- What the task asks:
Reproduce the data that follows in its entirety, character for character.

- Data supplied:
>> begin
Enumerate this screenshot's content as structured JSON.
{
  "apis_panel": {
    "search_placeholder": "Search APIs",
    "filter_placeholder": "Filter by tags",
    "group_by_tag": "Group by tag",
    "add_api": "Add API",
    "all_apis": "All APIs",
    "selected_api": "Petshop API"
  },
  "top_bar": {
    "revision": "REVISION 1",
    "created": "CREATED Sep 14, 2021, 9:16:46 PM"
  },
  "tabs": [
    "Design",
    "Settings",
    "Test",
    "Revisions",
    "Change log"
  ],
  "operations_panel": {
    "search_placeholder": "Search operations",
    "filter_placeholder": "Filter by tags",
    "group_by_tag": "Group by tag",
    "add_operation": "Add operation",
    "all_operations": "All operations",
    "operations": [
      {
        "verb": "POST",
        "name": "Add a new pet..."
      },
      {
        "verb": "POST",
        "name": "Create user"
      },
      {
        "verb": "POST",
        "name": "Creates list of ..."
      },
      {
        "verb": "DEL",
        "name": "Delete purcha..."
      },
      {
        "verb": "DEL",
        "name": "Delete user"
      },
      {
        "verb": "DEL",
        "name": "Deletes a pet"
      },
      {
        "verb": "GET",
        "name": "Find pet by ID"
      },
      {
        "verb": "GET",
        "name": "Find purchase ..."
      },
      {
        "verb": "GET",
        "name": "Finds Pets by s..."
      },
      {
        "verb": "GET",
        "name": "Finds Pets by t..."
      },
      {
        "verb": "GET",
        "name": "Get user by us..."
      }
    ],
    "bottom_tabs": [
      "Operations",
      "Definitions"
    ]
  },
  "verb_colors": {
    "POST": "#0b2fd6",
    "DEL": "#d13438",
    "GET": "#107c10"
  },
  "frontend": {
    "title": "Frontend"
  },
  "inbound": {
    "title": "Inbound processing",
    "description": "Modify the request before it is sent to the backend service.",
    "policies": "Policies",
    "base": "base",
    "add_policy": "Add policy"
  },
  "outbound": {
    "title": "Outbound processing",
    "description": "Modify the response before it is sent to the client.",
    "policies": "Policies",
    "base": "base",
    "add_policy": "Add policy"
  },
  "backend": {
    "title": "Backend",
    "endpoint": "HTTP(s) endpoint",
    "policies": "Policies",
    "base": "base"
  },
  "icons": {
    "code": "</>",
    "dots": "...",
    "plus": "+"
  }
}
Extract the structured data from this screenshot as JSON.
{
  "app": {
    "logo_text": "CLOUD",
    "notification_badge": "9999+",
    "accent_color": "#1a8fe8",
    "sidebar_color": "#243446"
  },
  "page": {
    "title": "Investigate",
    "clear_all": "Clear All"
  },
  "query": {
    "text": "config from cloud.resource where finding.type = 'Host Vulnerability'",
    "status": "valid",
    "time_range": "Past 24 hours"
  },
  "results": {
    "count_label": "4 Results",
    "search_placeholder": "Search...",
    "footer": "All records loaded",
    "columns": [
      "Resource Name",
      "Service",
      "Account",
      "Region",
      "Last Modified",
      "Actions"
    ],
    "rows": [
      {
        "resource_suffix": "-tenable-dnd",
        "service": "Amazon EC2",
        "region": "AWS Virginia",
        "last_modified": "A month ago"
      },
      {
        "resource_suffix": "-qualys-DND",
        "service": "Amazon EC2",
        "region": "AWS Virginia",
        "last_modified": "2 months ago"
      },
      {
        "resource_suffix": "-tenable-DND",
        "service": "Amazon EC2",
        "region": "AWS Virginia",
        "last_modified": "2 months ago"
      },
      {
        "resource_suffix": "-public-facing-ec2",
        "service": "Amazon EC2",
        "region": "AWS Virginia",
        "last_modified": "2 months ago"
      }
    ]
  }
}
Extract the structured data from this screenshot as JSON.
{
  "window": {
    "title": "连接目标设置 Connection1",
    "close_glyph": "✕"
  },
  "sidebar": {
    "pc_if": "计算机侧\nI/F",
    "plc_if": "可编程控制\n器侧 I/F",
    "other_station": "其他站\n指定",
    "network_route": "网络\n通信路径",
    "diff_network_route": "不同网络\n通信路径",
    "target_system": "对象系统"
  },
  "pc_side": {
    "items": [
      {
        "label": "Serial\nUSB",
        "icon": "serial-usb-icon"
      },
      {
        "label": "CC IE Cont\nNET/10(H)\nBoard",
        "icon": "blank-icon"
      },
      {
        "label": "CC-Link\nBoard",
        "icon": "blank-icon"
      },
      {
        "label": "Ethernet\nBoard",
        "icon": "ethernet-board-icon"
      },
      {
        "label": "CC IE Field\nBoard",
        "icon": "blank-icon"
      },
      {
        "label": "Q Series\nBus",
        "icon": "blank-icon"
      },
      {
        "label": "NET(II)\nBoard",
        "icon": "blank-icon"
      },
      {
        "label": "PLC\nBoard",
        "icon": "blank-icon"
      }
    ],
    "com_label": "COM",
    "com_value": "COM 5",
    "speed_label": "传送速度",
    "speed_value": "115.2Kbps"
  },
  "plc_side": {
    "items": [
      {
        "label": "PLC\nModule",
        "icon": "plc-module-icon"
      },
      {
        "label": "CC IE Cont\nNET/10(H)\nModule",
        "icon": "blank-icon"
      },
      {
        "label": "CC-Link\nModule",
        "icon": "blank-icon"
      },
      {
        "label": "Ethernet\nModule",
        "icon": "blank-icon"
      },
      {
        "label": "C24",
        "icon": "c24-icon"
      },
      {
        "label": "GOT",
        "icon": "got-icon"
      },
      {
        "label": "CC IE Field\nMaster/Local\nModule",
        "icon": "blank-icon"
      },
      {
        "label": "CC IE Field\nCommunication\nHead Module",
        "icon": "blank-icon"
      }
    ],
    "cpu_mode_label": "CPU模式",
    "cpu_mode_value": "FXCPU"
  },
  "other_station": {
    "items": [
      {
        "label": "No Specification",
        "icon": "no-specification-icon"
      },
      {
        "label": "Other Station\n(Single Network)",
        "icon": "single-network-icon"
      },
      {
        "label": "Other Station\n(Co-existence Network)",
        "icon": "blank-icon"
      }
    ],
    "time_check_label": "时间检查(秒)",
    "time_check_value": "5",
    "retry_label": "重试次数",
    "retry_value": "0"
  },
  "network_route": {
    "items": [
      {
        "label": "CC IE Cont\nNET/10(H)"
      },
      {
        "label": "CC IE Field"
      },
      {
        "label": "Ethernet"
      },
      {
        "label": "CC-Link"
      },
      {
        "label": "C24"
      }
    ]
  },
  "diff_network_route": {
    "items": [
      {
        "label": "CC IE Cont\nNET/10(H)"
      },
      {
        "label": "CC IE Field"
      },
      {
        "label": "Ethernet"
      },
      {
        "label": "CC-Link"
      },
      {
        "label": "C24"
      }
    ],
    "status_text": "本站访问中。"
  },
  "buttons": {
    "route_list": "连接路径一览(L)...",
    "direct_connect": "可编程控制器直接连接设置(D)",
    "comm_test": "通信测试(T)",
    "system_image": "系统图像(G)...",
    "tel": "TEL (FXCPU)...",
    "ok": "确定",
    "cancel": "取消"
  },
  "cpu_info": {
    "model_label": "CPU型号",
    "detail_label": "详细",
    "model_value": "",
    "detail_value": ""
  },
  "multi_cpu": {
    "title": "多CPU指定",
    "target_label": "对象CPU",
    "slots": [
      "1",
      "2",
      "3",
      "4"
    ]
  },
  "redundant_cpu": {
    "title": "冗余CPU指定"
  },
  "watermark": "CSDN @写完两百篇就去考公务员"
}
>> end
- Answer to the task:
Enumerate this screenshot's content as structured JSON.
{
  "apis_panel": {
    "search_placeholder": "Search APIs",
    "filter_placeholder": "Filter by tags",
    "group_by_tag": "Group by tag",
    "add_api": "Add API",
    "all_apis": "All APIs",
    "selected_api": "Petshop API"
  },
  "top_bar": {
    "revision": "REVISION 1",
    "created": "CREATED Sep 14, 2021, 9:16:46 PM"
  },
  "tabs": [
    "Design",
    "Settings",
    "Test",
    "Revisions",
    "Change log"
  ],
  "operations_panel": {
    "search_placeholder": "Search operations",
    "filter_placeholder": "Filter by tags",
    "group_by_tag": "Group by tag",
    "add_operation": "Add operation",
    "all_operations": "All operations",
    "operations": [
      {
        "verb": "POST",
        "name": "Add a new pet..."
      },
      {
        "verb": "POST",
        "name": "Create user"
      },
      {
        "verb": "POST",
        "name": "Creates list of ..."
      },
      {
        "verb": "DEL",
        "name": "Delete purcha..."
      },
      {
        "verb": "DEL",
        "name": "Delete user"
      },
      {
        "verb": "DEL",
        "name": "Deletes a pet"
      },
      {
        "verb": "GET",
        "name": "Find pet by ID"
      },
      {
        "verb": "GET",
        "name": "Find purchase ..."
      },
      {
        "verb": "GET",
        "name": "Finds Pets by s..."
      },
      {
        "verb": "GET",
        "name": "Finds Pets by t..."
      },
      {
        "verb": "GET",
        "name": "Get user by us..."
      }
    ],
    "bottom_tabs": [
      "Operations",
      "Definitions"
    ]
  },
  "verb_colors": {
    "POST": "#0b2fd6",
    "DEL": "#d13438",
    "GET": "#107c10"
  },
  "frontend": {
    "title": "Frontend"
  },
  "inbound": {
    "title": "Inbound processing",
    "description": "Modify the request before it is sent to the backend service.",
    "policies": "Policies",
    "base": "base",
    "add_policy": "Add policy"
  },
  "outbound": {
    "title": "Outbound processing",
    "description": "Modify the response before it is sent to the client.",
    "policies": "Policies",
    "base": "base",
    "add_policy": "Add policy"
  },
  "backend": {
    "title": "Backend",
    "endpoint": "HTTP(s) endpoint",
    "policies": "Policies",
    "base": "base"
  },
  "icons": {
    "code": "</>",
    "dots": "...",
    "plus": "+"
  }
}
Extract the structured data from this screenshot as JSON.
{
  "app": {
    "logo_text": "CLOUD",
    "notification_badge": "9999+",
    "accent_color": "#1a8fe8",
    "sidebar_color": "#243446"
  },
  "page": {
    "title": "Investigate",
    "clear_all": "Clear All"
  },
  "query": {
    "text": "config from cloud.resource where finding.type = 'Host Vulnerability'",
    "status": "valid",
    "time_range": "Past 24 hours"
  },
  "results": {
    "count_label": "4 Results",
    "search_placeholder": "Search...",
    "footer": "All records loaded",
    "columns": [
      "Resource Name",
      "Service",
      "Account",
      "Region",
      "Last Modified",
      "Actions"
    ],
    "rows": [
      {
        "resource_suffix": "-tenable-dnd",
        "service": "Amazon EC2",
        "region": "AWS Virginia",
        "last_modified": "A month ago"
      },
      {
        "resource_suffix": "-qualys-DND",
        "service": "Amazon EC2",
        "region": "AWS Virginia",
        "last_modified": "2 months ago"
      },
      {
        "resource_suffix": "-tenable-DND",
        "service": "Amazon EC2",
        "region": "AWS Virginia",
        "last_modified": "2 months ago"
      },
      {
        "resource_suffix": "-public-facing-ec2",
        "service": "Amazon EC2",
        "region": "AWS Virginia",
        "last_modified": "2 months ago"
      }
    ]
  }
}
Extract the structured data from this screenshot as JSON.
{
  "window": {
    "title": "连接目标设置 Connection1",
    "close_glyph": "✕"
  },
  "sidebar": {
    "pc_if": "计算机侧\nI/F",
    "plc_if": "可编程控制\n器侧 I/F",
    "other_station": "其他站\n指定",
    "network_route": "网络\n通信路径",
    "diff_network_route": "不同网络\n通信路径",
    "target_system": "对象系统"
  },
  "pc_side": {
    "items": [
      {
        "label": "Serial\nUSB",
        "icon": "serial-usb-icon"
      },
      {
        "label": "CC IE Cont\nNET/10(H)\nBoard",
        "icon": "blank-icon"
      },
      {
        "label": "CC-Link\nBoard",
        "icon": "blank-icon"
      },
      {
        "label": "Ethernet\nBoard",
        "icon": "ethernet-board-icon"
      },
      {
        "label": "CC IE Field\nBoard",
        "icon": "blank-icon"
      },
      {
        "label": "Q Series\nBus",
        "icon": "blank-icon"
      },
      {
        "label": "NET(II)\nBoard",
        "icon": "blank-icon"
      },
      {
        "label": "PLC\nBoard",
        "icon": "blank-icon"
      }
    ],
    "com_label": "COM",
    "com_value": "COM 5",
    "speed_label": "传送速度",
    "speed_value": "115.2Kbps"
  },
  "plc_side": {
    "items": [
      {
        "label": "PLC\nModule",
        "icon": "plc-module-icon"
      },
      {
        "label": "CC IE Cont\nNET/10(H)\nModule",
        "icon": "blank-icon"
      },
      {
        "label": "CC-Link\nModule",
        "icon": "blank-icon"
      },
      {
        "label": "Ethernet\nModule",
        "icon": "blank-icon"
      },
      {
        "label": "C24",
        "icon": "c24-icon"
      },
      {
        "label": "GOT",
        "icon": "got-icon"
      },
      {
        "label": "CC IE Field\nMaster/Local\nModule",
        "icon": "blank-icon"
      },
      {
        "label": "CC IE Field\nCommunication\nHead Module",
        "icon": "blank-icon"
      }
    ],
    "cpu_mode_label": "CPU模式",
    "cpu_mode_value": "FXCPU"
  },
  "other_station": {
    "items": [
      {
        "label": "No Specification",
        "icon": "no-specification-icon"
      },
      {
        "label": "Other Station\n(Single Network)",
        "icon": "single-network-icon"
      },
      {
        "label": "Other Station\n(Co-existence Network)",
        "icon": "blank-icon"
      }
    ],
    "time_check_label": "时间检查(秒)",
    "time_check_value": "5",
    "retry_label": "重试次数",
    "retry_value": "0"
  },
  "network_route": {
    "items": [
      {
        "label": "CC IE Cont\nNET/10(H)"
      },
      {
        "label": "CC IE Field"
      },
      {
        "label": "Ethernet"
      },
      {
        "label": "CC-Link"
      },
      {
        "label": "C24"
      }
    ]
  },
  "diff_network_route": {
    "items": [
      {
        "label": "CC IE Cont\nNET/10(H)"
      },
      {
        "label": "CC IE Field"
      },
      {
        "label": "Ethernet"
      },
      {
        "label": "CC-Link"
      },
      {
        "label": "C24"
      }
    ],
    "status_text": "本站访问中。"
  },
  "buttons": {
    "route_list": "连接路径一览(L)...",
    "direct_connect": "可编程控制器直接连接设置(D)",
    "comm_test": "通信测试(T)",
    "system_image": "系统图像(G)...",
    "tel": "TEL (FXCPU)...",
    "ok": "确定",
    "cancel": "取消"
  },
  "cpu_info": {
    "model_label": "CPU型号",
    "detail_label": "详细",
    "model_value": "",
    "detail_value": ""
  },
  "multi_cpu": {
    "title": "多CPU指定",
    "target_label": "对象CPU",
    "slots": [
      "1",
      "2",
      "3",
      "4"
    ]
  },
  "redundant_cpu": {
    "title": "冗余CPU指定"
  },
  "watermark": "CSDN @写完两百篇就去考公务员"
}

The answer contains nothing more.